## What to do
Every line of the material is to be repeated exactly as it stands.
========
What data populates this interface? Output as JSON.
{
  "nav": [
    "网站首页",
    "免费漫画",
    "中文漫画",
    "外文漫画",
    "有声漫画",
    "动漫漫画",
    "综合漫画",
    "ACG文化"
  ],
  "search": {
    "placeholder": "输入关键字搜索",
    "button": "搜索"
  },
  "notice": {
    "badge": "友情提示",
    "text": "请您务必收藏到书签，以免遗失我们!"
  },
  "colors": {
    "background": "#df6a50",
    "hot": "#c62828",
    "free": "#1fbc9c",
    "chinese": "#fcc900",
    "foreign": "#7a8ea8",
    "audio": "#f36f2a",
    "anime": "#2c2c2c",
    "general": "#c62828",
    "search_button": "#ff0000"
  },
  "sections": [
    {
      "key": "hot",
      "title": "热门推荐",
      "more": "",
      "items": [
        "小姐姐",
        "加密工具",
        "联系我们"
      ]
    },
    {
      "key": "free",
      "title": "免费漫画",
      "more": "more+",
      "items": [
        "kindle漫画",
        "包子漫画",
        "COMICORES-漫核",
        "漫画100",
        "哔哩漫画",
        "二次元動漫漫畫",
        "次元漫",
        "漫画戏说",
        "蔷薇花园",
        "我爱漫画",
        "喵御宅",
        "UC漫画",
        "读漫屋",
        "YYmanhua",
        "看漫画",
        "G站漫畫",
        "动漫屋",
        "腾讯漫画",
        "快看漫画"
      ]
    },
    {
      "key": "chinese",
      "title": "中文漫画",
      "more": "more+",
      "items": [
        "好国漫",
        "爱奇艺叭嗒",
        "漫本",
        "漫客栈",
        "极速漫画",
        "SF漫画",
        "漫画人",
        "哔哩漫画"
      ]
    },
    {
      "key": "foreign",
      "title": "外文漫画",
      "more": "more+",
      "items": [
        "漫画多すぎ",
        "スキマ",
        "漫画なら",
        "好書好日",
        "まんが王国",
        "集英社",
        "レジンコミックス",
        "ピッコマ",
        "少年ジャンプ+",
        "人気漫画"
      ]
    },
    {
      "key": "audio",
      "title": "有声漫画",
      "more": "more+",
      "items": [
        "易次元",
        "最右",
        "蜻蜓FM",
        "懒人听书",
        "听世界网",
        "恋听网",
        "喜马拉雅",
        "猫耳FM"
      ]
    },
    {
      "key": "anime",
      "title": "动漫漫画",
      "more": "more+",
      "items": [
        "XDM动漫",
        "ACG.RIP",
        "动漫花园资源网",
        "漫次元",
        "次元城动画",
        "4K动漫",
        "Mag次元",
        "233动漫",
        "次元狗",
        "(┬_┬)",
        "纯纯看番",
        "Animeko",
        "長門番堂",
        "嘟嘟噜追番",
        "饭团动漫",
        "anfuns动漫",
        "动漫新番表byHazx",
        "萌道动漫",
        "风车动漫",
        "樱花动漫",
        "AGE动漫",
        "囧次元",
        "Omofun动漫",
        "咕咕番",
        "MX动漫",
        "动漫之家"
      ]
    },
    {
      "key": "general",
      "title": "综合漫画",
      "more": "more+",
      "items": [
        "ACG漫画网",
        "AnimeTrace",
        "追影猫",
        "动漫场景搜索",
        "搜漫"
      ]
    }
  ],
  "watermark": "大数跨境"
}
========
## Reply to the task
What data populates this interface? Output as JSON.
{
  "nav": [
    "网站首页",
    "免费漫画",
    "中文漫画",
    "外文漫画",
    "有声漫画",
    "动漫漫画",
    "综合漫画",
    "ACG文化"
  ],
  "search": {
    "placeholder": "输入关键字搜索",
    "button": "搜索"
  },
  "notice": {
    "badge": "友情提示",
    "text": "请您务必收藏到书签，以免遗失我们!"
  },
  "colors": {
    "background": "#df6a50",
    "hot": "#c62828",
    "free": "#1fbc9c",
    "chinese": "#fcc900",
    "foreign": "#7a8ea8",
    "audio": "#f36f2a",
    "anime": "#2c2c2c",
    "general": "#c62828",
    "search_button": "#ff0000"
  },
  "sections": [
    {
      "key": "hot",
      "title": "热门推荐",
      "more": "",
      "items": [
        "小姐姐",
        "加密工具",
        "联系我们"
      ]
    },
    {
      "key": "free",
      "title": "免费漫画",
      "more": "more+",
      "items": [
        "kindle漫画",
        "包子漫画",
        "COMICORES-漫核",
        "漫画100",
        "哔哩漫画",
        "二次元動漫漫畫",
        "次元漫",
        "漫画戏说",
        "蔷薇花园",
        "我爱漫画",
        "喵御宅",
        "UC漫画",
        "读漫屋",
        "YYmanhua",
        "看漫画",
        "G站漫畫",
        "动漫屋",
        "腾讯漫画",
        "快看漫画"
      ]
    },
    {
      "key": "chinese",
      "title": "中文漫画",
      "more": "more+",
      "items": [
        "好国漫",
        "爱奇艺叭嗒",
        "漫本",
        "漫客栈",
        "极速漫画",
        "SF漫画",
        "漫画人",
        "哔哩漫画"
      ]
    },
    {
      "key": "foreign",
      "title": "外文漫画",
      "more": "more+",
      "items": [
        "漫画多すぎ",
        "スキマ",
        "漫画なら",
        "好書好日",
        "まんが王国",
        "集英社",
        "レジンコミックス",
        "ピッコマ",
        "少年ジャンプ+",
        "人気漫画"
      ]
    },
    {
      "key": "audio",
      "title": "有声漫画",
      "more": "more+",
      "items": [
        "易次元",
        "最右",
        "蜻蜓FM",
        "懒人听书",
        "听世界网",
        "恋听网",
        "喜马拉雅",
        "猫耳FM"
      ]
    },
    {
      "key": "anime",
      "title": "动漫漫画",
      "more": "more+",
      "items": [
        "XDM动漫",
        "ACG.RIP",
        "动漫花园资源网",
        "漫次元",
        "次元城动画",
        "4K动漫",
        "Mag次元",
        "233动漫",
        "次元狗",
        "(┬_┬)",
        "纯纯看番",
        "Animeko",
        "長門番堂",
        "嘟嘟噜追番",
        "饭团动漫",
        "anfuns动漫",
        "动漫新番表byHazx",
        "萌道动漫",
        "风车动漫",
        "樱花动漫",
        "AGE动漫",
        "囧次元",
        "Omofun动漫",
        "咕咕番",
        "MX动漫",
        "动漫之家"
      ]
    },
    {
      "key": "general",
      "title": "综合漫画",
      "more": "more+",
      "items": [
        "ACG漫画网",
        "AnimeTrace",
        "追影猫",
        "动漫场景搜索",
        "搜漫"
      ]
    }
  ],
  "watermark": "大数跨境"
}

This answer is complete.